Dataset entries:
━━━━━━━━

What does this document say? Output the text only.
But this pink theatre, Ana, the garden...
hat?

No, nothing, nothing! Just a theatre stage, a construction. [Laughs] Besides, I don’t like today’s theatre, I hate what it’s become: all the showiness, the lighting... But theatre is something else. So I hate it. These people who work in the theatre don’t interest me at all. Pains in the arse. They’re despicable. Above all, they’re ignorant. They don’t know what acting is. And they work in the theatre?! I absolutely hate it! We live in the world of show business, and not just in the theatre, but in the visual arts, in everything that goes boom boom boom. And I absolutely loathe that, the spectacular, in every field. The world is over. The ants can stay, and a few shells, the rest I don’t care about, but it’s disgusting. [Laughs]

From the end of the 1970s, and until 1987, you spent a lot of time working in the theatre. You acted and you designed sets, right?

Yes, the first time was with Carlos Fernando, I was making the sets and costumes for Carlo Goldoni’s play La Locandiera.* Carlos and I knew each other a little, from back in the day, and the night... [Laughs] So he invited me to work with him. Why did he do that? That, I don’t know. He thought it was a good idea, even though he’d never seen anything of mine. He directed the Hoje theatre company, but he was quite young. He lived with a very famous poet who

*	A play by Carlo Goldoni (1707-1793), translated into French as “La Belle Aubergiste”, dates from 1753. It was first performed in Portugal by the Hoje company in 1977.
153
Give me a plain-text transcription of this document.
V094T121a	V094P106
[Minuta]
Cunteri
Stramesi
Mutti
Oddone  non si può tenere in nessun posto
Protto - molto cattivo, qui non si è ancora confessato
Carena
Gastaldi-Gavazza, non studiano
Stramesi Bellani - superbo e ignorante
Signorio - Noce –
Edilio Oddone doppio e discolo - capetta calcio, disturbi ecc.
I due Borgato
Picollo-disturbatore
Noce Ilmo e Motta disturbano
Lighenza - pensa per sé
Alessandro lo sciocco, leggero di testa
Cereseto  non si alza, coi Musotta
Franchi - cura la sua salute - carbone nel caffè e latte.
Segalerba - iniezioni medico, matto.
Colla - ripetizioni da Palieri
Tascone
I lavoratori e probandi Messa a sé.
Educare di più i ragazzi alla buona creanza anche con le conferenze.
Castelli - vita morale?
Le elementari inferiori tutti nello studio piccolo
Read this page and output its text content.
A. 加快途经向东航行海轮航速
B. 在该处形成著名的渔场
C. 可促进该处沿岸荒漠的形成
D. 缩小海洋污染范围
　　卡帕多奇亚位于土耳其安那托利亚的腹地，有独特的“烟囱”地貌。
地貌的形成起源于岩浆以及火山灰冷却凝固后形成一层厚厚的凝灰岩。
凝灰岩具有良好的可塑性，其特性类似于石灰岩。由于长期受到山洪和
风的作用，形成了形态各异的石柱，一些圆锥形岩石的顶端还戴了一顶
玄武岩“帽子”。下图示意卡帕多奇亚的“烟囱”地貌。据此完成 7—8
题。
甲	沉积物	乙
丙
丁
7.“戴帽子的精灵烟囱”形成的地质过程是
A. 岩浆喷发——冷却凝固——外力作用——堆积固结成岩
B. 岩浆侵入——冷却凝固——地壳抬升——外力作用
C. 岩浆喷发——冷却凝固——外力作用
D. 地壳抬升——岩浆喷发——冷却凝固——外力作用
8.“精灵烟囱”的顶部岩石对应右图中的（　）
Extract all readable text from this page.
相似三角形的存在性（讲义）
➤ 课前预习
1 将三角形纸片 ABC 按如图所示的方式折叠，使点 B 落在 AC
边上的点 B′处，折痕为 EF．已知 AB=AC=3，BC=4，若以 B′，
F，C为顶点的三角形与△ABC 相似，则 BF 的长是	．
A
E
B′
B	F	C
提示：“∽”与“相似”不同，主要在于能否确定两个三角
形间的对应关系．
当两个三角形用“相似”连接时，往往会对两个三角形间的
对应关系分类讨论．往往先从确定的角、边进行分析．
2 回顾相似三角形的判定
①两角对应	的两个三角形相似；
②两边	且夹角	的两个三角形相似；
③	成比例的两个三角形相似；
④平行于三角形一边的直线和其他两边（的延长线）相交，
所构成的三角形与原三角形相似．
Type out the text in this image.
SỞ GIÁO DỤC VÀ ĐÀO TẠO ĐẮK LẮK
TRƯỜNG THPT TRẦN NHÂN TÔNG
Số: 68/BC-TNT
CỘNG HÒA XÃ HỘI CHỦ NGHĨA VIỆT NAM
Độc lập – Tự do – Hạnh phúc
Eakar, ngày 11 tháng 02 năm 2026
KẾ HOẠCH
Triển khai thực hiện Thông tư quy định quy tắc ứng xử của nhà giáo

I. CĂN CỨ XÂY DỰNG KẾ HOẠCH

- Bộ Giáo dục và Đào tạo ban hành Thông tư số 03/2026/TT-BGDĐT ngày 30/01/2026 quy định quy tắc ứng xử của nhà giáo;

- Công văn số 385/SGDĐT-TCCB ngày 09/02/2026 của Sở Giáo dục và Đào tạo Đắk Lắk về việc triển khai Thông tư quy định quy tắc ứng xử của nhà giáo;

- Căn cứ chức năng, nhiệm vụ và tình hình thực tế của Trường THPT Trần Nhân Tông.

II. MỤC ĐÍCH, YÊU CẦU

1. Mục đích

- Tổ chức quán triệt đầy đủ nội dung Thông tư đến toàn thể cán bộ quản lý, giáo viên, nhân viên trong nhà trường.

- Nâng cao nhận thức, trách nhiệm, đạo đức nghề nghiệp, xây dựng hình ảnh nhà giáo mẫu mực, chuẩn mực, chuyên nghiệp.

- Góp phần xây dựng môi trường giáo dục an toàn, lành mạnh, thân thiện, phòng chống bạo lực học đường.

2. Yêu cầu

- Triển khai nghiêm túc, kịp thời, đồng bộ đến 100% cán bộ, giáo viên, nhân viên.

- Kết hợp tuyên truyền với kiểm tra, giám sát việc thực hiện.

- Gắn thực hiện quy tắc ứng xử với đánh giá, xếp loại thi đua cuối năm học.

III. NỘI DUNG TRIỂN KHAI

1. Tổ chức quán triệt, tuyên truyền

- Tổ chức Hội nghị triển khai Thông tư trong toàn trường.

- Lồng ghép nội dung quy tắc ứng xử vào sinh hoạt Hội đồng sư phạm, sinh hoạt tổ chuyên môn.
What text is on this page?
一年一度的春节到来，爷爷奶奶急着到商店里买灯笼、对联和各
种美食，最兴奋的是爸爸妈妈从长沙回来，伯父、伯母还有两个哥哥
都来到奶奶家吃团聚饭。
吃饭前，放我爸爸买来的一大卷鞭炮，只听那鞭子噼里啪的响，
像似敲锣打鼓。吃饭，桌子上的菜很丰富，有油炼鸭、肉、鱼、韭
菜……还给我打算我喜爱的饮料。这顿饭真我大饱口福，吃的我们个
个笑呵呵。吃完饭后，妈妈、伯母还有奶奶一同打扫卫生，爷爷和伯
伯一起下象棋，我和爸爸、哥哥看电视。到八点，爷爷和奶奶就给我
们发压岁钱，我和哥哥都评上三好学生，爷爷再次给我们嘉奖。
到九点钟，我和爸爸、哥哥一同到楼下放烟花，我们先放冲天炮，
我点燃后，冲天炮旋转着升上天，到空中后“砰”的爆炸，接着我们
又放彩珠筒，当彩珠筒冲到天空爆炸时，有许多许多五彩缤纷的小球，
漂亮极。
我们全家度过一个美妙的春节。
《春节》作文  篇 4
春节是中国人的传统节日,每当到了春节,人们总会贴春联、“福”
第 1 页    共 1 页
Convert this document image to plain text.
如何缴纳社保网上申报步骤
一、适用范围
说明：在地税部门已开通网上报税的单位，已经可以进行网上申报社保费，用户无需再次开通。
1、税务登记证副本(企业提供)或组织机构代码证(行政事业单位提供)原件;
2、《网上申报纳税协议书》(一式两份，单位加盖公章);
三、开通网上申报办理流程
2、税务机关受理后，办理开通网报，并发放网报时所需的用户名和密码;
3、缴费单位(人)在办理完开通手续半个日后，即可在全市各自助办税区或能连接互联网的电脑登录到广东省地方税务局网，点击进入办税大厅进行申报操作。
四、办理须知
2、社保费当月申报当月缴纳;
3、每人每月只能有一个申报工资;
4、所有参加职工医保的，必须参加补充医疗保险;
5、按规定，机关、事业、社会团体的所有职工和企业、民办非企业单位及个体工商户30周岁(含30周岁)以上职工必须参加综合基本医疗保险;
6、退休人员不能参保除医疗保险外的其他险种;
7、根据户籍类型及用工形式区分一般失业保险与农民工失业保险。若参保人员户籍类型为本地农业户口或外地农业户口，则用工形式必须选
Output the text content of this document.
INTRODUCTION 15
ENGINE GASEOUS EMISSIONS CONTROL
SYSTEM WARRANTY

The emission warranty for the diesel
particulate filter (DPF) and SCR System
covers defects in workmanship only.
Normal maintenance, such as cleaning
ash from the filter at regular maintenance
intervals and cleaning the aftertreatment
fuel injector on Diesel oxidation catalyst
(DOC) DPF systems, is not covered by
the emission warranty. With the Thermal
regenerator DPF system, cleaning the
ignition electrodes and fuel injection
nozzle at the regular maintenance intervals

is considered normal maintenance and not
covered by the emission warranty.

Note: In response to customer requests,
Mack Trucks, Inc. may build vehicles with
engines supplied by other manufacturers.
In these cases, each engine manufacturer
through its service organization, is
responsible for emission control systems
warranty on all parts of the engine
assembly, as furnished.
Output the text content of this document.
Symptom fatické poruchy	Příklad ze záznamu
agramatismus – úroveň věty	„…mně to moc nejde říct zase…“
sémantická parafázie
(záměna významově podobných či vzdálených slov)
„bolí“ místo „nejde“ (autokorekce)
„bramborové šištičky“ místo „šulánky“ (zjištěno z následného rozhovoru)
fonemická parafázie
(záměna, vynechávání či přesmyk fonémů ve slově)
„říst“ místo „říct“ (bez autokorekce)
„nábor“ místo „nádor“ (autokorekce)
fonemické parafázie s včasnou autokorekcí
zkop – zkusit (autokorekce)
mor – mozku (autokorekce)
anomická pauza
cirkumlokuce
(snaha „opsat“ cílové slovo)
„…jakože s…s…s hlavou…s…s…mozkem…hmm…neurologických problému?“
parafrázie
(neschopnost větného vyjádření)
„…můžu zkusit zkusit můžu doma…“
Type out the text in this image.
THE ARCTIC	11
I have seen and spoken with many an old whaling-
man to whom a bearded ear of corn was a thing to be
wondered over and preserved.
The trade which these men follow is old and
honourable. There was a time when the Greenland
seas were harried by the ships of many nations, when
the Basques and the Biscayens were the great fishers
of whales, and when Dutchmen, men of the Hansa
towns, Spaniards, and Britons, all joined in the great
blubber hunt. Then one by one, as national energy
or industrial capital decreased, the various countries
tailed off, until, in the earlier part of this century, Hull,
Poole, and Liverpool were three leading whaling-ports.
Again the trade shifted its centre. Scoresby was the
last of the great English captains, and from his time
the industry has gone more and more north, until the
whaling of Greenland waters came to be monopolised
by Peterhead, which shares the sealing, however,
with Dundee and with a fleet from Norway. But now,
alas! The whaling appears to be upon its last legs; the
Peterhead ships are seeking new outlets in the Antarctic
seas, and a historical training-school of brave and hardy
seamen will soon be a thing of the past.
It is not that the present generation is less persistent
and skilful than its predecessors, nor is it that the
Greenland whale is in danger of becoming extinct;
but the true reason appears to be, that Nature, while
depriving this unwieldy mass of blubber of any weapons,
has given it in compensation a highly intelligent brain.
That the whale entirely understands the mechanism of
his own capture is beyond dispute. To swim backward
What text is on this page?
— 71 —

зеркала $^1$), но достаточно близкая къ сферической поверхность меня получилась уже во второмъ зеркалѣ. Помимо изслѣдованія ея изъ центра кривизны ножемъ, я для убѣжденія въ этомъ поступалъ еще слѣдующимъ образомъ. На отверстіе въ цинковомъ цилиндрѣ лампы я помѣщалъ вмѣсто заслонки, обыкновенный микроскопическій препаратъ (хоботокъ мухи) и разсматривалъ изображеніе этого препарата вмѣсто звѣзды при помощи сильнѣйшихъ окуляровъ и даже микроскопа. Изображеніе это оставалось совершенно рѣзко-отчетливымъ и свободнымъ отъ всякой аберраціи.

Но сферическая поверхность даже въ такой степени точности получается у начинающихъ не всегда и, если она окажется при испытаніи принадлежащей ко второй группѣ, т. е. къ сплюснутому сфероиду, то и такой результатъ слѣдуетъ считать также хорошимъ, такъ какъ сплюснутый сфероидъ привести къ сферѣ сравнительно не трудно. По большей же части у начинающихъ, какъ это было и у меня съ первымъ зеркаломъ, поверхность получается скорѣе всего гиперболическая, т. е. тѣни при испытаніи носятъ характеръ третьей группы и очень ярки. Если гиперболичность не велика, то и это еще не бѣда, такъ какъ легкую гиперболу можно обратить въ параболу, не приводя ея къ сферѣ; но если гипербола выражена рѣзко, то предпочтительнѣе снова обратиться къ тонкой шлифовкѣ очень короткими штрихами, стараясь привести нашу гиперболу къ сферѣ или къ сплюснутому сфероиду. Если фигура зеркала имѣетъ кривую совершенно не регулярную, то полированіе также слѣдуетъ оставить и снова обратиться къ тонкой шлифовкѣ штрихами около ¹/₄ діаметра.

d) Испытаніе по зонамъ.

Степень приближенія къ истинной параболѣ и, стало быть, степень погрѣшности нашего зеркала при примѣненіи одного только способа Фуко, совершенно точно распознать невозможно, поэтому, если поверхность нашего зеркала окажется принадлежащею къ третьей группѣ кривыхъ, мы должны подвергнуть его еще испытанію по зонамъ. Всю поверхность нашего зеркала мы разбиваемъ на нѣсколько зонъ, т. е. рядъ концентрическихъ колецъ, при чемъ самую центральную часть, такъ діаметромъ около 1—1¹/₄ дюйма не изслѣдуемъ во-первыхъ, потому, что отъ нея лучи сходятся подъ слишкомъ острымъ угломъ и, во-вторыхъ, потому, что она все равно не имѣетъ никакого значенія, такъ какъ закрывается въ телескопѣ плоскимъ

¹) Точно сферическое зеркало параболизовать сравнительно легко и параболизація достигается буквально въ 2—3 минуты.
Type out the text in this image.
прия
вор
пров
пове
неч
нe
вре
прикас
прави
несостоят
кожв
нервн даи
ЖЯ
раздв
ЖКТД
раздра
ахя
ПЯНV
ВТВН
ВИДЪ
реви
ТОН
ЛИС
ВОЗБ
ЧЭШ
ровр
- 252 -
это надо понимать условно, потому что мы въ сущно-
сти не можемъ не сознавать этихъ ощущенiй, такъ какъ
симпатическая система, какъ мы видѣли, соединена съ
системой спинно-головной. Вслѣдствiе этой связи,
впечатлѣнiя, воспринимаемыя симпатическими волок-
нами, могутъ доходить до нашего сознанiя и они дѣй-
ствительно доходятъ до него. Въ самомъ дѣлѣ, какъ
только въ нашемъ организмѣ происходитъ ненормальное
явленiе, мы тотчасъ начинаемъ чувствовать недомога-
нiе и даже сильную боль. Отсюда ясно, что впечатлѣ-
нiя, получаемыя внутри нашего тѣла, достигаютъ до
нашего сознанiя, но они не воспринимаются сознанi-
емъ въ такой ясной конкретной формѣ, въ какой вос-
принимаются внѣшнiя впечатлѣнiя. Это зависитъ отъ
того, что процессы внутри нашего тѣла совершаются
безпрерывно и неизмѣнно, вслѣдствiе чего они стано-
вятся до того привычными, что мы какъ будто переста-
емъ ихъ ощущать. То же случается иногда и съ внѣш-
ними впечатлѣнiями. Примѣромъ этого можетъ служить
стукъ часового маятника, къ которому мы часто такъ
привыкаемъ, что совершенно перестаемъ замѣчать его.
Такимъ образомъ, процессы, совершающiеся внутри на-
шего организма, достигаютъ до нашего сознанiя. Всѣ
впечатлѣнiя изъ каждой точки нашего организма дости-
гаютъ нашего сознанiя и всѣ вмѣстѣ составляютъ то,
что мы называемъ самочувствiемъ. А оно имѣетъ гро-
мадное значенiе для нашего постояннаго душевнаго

━━━━━━━━

Work to complete: Find the lines above holding the word "great" and show them.

Final result:
the Basques and the Biscayens were the great fishers
towns, Spaniards, and Britons, all joined in the great
last of the great English captains, and from his time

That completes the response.